%%
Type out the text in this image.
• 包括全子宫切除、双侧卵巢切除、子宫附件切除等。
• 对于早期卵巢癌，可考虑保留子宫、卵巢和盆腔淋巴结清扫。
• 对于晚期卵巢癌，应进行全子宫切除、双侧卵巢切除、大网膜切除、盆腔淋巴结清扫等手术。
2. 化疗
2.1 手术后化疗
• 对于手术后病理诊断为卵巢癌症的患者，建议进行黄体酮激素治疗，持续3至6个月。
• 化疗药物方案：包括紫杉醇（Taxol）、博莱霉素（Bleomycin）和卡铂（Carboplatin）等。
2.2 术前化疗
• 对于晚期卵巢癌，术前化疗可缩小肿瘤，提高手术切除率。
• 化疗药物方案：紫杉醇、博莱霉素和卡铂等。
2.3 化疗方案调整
%%
:: Problem requirements ::
Check each line above for the string "化疗药物方案", then copy the ones that have it.

:: Response below ::
• 化疗药物方案：包括紫杉醇（Taxol）、博莱霉素（Bleomycin）和卡铂（Carboplatin）等。
• 化疗药物方案：紫杉醇、博莱霉素和卡铂等。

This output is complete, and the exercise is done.